§ **Extrait du texte**:
━━━━━━━━━━━━━━━━━━━━━━━━━━━━━━

Je me rappelle ma classe de seconde...

"...Ô toi qui me connais, te semblait-il croyable
Que le triste jouet d'un sort impitoyable...

était là. Dans la salle, à un bout. Moi, à l'autre.

"... Un coeur toujours nourri d'amertume et de pleurs…" 

Phèdre de Racine. Aricie, acte II, scène I…

"…Dût connaître l'amour et ses folles douleurs ? " …

Qu'y a-t-il de plus terrible et délicieux que de par sa bouche sentir les mots de l'auteur qui passent, et qui prennent soudain une signification toute particulière destinée à un autre?

"...Tu sais que de tout temps à l'amour opposée,
Je rendais souvent grâce à l'injuste Thésée,
Dont l'heureuse rigueur secondait mes mépris."...

Lentement l'on devient investi du personnage, ce que l'on songe à dire depuis si longtemps est accessible...

"... Mes alors, mes yeux n'avaient pas vu son fils."

On tremble à l'idée de prononcer ce qui couve en soi, ces mots si douloureux à porter, si agréables à penser, et si ardus à dire.

"... Non que par les yeux seuls lâchement enchantée..."

Je sentais son regard posé sur moi.

"... J'aime en lui sa beauté, sa grâce tant vantée,
Présents dont la nature a voulu l'honorer..." (...)

Lorsqu'enfin ces simples mots atteignent les lèvres et prennent le chemin de la voix, plus rien n'existe.

"... Je l'aime, je prise en lui de plus nobles richesses,
Les vertus de son père, et non point les faiblesses..."

Ce n'est plus soi, c'est le tréfond de soi-même qui soudain parvient au grand jour. Une voix qui nous semble tout autre parle, ce qui était caché prend forme, devenant son, audible, et ce n’est en fait que nous, notre partie la plus intime qui s’exprime enfin, non plus seulement en nous-même, par l’imagination, mais vers l’extérieur, la personne aimée.

" Je l’aime, je l’avouerai, cet orgueil généreux
Qui jamais n’a fléchi sous le joug amoureux… "

Comme habité par une autre, par un personnage de théâtre inconnu à soi, c’est plus que jamais notre moi intime qui parle.

Sans doute un des plus beau moments de mon existence.

Et je le savais là, juste à côté, à quelques mètres. Il me voyait, et je le devinais, dans le coin au fond, sur ma gauche, je ne parlais que pour lui, ce texte ne pouvait être fait que pour moi et lui, tout autre qui l’aurait lu, prononcé, ne pouvait que le souiller, par une voix qui, elle, ne frémissait pas d’amour, ne portait pas en elle toute la crainte, le bonheur, la douleur et la joie mêlée, qui peuvent seules sortir de quelqu’un qui aime.

(…) « …Hippolyte aimerait ? Pas quel bonheur extrême
Aurais-je pu fléchir… »

━━━━━━━━━━━━━━━━━━━━━━━━━━━━━━

§ **Documents fournis**:

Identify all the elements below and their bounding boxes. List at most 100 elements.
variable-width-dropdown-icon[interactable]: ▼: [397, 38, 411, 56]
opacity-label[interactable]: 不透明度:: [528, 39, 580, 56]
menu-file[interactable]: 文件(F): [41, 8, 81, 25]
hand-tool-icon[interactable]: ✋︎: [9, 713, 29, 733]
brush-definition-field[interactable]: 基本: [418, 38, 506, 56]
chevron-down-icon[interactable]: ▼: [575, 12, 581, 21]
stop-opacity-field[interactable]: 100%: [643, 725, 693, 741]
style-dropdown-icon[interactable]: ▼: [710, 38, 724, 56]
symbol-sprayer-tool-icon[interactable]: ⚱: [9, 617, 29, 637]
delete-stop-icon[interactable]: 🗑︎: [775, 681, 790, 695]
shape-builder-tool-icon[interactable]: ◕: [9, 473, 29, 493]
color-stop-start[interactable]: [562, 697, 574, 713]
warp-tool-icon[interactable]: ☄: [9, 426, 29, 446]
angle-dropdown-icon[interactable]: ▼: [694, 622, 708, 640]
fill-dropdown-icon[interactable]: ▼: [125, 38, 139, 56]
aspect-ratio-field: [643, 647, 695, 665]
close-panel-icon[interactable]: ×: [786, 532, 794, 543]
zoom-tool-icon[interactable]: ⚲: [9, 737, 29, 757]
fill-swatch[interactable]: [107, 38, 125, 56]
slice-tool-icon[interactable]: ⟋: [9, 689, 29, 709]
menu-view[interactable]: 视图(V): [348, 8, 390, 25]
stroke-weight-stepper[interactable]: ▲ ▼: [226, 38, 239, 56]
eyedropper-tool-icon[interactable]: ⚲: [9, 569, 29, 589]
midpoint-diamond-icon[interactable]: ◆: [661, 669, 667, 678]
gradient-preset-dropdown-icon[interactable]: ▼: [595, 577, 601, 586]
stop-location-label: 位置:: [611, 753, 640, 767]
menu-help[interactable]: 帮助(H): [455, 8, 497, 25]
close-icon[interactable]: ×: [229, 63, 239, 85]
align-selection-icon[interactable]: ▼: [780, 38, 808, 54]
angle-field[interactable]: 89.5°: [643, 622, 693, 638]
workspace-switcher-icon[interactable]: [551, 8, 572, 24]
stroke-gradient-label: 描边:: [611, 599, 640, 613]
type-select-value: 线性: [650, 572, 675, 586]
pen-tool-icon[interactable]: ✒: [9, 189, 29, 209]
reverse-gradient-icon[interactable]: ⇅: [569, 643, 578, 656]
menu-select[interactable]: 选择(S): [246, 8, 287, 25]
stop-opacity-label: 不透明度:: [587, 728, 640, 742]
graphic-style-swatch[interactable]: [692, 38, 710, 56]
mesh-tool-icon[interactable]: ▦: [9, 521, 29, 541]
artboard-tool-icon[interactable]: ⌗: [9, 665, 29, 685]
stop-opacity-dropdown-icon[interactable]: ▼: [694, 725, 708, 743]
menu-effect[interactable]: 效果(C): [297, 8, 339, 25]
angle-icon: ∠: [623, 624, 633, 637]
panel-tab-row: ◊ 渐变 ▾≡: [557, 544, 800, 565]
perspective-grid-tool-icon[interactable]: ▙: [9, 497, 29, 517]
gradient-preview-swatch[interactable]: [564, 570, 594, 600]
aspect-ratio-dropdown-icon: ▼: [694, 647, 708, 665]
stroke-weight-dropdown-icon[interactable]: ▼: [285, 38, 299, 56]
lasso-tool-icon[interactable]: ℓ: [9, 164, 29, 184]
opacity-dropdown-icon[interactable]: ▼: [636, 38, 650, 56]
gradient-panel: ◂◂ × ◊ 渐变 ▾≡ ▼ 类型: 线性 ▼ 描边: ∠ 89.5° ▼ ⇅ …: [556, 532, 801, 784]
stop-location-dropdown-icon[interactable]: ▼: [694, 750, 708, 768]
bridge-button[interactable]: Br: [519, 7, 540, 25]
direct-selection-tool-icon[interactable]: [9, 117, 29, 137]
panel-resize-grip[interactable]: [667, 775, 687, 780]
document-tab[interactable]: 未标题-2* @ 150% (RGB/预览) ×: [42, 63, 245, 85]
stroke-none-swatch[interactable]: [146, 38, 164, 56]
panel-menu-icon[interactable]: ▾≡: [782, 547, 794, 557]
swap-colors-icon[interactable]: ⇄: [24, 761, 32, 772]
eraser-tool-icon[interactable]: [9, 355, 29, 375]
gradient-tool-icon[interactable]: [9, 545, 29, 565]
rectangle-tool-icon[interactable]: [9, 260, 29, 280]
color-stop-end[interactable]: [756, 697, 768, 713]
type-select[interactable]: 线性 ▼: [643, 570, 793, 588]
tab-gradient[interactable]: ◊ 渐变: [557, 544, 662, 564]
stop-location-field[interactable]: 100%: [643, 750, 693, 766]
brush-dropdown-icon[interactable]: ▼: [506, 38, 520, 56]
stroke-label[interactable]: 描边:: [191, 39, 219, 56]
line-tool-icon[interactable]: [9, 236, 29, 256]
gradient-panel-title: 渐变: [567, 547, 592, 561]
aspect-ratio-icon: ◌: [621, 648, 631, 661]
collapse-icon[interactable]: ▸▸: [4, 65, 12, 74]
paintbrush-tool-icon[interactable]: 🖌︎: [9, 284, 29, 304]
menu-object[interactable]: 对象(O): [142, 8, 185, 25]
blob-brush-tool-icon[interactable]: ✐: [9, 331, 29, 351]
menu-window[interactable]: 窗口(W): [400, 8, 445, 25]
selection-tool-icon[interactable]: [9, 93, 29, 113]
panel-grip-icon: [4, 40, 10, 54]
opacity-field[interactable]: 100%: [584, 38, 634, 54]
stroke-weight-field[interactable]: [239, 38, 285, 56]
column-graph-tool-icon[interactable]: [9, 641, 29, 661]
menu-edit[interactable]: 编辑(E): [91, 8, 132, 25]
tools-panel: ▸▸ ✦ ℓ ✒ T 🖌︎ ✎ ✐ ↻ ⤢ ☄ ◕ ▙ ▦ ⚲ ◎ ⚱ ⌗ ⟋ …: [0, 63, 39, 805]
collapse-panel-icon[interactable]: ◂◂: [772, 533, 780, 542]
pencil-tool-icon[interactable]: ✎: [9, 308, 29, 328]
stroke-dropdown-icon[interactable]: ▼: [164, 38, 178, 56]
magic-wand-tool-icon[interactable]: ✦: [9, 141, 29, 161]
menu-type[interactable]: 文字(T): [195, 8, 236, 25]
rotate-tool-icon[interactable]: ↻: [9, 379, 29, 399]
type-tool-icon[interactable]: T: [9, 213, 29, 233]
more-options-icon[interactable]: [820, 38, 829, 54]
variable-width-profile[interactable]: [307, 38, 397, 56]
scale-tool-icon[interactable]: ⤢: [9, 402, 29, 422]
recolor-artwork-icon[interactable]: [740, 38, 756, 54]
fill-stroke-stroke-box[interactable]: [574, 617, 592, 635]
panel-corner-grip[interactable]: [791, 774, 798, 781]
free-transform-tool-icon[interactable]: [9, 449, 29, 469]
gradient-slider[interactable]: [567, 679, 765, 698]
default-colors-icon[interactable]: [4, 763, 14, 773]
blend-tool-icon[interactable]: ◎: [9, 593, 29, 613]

━━━━━━━━━━━━━━━━━━━━━━━━━━━━━━

§ **Consigne**:
Répondez à ces questions sur l'extrait consacré à la classe de seconde :
(a) De quelle pièce, de quel auteur, de quel acte et de quelle scène viennent les vers récités ?
(b) Comment l'extrait qualifie-t-il les mots « qui couvent en soi » quand il s'agit de les porter, de les penser et de les dire ?
(c) Dans quel coin de la salle se trouvait la personne pour qui le texte était dit ?
Seul l'extrait sert de source.

§ **Réponse**:
(a) De Phèdre de Racine, réplique d'Aricie, acte II, scène I.
(b) Ils sont douloureux à porter, agréables à penser et ardus à dire.
(c) Dans le coin au fond, sur la gauche.